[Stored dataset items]
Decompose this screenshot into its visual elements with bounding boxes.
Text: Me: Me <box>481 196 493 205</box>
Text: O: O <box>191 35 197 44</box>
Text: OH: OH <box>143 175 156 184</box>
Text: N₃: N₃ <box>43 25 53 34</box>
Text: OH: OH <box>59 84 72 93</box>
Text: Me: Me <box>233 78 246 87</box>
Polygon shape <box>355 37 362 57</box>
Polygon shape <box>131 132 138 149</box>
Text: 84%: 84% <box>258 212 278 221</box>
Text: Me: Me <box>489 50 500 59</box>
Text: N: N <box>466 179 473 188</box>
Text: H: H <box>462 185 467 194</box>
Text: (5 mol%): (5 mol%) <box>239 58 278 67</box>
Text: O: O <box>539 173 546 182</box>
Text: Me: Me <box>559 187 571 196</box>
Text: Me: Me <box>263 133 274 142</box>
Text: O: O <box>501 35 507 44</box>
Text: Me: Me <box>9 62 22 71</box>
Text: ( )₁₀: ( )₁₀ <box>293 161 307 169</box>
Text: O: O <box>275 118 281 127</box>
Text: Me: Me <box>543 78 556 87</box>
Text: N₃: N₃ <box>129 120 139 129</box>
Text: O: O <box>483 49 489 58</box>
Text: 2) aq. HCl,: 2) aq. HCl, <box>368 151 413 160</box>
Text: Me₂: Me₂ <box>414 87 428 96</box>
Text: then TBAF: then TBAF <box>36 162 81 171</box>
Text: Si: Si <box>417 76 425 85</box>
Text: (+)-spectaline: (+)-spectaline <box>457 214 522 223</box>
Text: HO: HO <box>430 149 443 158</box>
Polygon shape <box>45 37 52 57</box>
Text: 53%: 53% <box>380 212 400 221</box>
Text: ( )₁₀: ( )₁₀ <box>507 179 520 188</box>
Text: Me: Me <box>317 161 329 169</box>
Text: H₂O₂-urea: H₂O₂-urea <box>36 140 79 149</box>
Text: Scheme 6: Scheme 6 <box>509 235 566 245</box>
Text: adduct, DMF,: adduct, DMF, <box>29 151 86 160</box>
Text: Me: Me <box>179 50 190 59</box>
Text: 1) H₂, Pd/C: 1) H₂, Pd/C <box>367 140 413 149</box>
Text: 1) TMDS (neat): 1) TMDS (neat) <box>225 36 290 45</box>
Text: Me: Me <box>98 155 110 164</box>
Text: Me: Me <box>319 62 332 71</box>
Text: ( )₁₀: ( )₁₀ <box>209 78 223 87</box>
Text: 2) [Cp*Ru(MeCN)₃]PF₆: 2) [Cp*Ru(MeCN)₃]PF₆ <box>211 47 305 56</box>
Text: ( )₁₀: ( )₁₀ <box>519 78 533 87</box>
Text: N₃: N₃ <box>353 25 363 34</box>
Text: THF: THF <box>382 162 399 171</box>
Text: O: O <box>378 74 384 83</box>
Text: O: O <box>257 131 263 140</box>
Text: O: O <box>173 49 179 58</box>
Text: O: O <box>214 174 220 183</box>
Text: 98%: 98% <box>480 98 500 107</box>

**EXERCISE**
Print every line of the records above again, unchanged.

**SOLVED EXERCISE**
Decompose this screenshot into its visual elements with bounding boxes.
Text: Me: Me <box>481 196 493 205</box>
Text: O: O <box>191 35 197 44</box>
Text: OH: OH <box>143 175 156 184</box>
Text: N₃: N₃ <box>43 25 53 34</box>
Text: OH: OH <box>59 84 72 93</box>
Text: Me: Me <box>233 78 246 87</box>
Polygon shape <box>355 37 362 57</box>
Polygon shape <box>131 132 138 149</box>
Text: 84%: 84% <box>258 212 278 221</box>
Text: Me: Me <box>489 50 500 59</box>
Text: N: N <box>466 179 473 188</box>
Text: H: H <box>462 185 467 194</box>
Text: (5 mol%): (5 mol%) <box>239 58 278 67</box>
Text: O: O <box>539 173 546 182</box>
Text: Me: Me <box>559 187 571 196</box>
Text: Me: Me <box>263 133 274 142</box>
Text: O: O <box>501 35 507 44</box>
Text: Me: Me <box>9 62 22 71</box>
Text: ( )₁₀: ( )₁₀ <box>293 161 307 169</box>
Text: O: O <box>275 118 281 127</box>
Text: Me: Me <box>543 78 556 87</box>
Text: N₃: N₃ <box>129 120 139 129</box>
Text: O: O <box>483 49 489 58</box>
Text: 2) aq. HCl,: 2) aq. HCl, <box>368 151 413 160</box>
Text: Me₂: Me₂ <box>414 87 428 96</box>
Text: then TBAF: then TBAF <box>36 162 81 171</box>
Text: Si: Si <box>417 76 425 85</box>
Text: (+)-spectaline: (+)-spectaline <box>457 214 522 223</box>
Text: HO: HO <box>430 149 443 158</box>
Polygon shape <box>45 37 52 57</box>
Text: 53%: 53% <box>380 212 400 221</box>
Text: ( )₁₀: ( )₁₀ <box>507 179 520 188</box>
Text: Me: Me <box>317 161 329 169</box>
Text: H₂O₂-urea: H₂O₂-urea <box>36 140 79 149</box>
Text: Scheme 6: Scheme 6 <box>509 235 566 245</box>
Text: adduct, DMF,: adduct, DMF, <box>29 151 86 160</box>
Text: Me: Me <box>179 50 190 59</box>
Text: 1) H₂, Pd/C: 1) H₂, Pd/C <box>367 140 413 149</box>
Text: 1) TMDS (neat): 1) TMDS (neat) <box>225 36 290 45</box>
Text: Me: Me <box>98 155 110 164</box>
Text: Me: Me <box>319 62 332 71</box>
Text: ( )₁₀: ( )₁₀ <box>209 78 223 87</box>
Text: 2) [Cp*Ru(MeCN)₃]PF₆: 2) [Cp*Ru(MeCN)₃]PF₆ <box>211 47 305 56</box>
Text: ( )₁₀: ( )₁₀ <box>519 78 533 87</box>
Text: N₃: N₃ <box>353 25 363 34</box>
Text: THF: THF <box>382 162 399 171</box>
Text: O: O <box>378 74 384 83</box>
Text: O: O <box>257 131 263 140</box>
Text: O: O <box>173 49 179 58</box>
Text: O: O <box>214 174 220 183</box>
Text: 98%: 98% <box>480 98 500 107</box>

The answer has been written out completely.